(Stored records)
━━━━━━━━━━━━━━━━━━━━

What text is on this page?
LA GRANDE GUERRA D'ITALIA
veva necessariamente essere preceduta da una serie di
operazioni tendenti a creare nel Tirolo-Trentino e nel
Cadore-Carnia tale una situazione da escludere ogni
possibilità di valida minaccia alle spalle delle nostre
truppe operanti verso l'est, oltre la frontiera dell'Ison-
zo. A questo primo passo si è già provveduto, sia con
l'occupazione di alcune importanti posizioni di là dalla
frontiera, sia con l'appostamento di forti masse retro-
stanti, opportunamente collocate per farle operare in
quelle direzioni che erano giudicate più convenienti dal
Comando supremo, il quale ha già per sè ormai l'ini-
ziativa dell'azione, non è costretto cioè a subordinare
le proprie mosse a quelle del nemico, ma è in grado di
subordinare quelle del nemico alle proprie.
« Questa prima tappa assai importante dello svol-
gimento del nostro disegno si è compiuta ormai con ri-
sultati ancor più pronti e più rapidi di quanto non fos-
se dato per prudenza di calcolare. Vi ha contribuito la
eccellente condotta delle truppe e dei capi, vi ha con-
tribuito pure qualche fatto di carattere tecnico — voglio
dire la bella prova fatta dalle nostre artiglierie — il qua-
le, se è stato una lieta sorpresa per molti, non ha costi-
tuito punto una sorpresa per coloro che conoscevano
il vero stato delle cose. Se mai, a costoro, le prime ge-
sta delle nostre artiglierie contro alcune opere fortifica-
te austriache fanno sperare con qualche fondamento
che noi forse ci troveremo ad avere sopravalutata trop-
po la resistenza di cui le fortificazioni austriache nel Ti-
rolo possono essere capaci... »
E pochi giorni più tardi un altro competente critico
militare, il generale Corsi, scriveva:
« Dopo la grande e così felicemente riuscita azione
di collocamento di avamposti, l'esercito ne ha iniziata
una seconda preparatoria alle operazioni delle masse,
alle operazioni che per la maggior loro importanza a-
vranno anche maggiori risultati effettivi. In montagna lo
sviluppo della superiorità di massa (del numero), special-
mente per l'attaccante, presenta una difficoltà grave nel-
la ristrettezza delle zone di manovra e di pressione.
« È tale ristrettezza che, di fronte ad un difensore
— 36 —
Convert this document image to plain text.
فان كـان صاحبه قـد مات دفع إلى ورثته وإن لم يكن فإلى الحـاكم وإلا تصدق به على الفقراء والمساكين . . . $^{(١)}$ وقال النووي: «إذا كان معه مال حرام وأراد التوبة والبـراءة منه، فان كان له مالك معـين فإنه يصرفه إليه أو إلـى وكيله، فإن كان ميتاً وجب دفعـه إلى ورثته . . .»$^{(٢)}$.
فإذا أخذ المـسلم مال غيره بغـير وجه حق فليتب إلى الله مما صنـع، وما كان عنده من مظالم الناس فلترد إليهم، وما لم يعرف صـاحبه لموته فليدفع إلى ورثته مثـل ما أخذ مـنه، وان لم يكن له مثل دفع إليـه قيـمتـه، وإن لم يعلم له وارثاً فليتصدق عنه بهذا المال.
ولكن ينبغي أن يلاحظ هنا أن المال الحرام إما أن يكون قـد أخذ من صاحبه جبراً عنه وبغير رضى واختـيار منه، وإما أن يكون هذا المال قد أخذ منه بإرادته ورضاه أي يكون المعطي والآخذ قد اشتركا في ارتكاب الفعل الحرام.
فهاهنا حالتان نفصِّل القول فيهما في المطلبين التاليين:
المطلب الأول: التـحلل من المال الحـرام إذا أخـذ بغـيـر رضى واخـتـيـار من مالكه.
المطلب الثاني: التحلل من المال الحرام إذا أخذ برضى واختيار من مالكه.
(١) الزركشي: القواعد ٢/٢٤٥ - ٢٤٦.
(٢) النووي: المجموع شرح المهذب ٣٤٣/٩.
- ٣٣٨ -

━━━━━━━━━━━━━━━━━━━━

Copy down every line of the entries containing the word "alcune".

l'occupazione di alcune importanti posizioni di là dalla
sta delle nostre artiglierie contro alcune opere fortifica-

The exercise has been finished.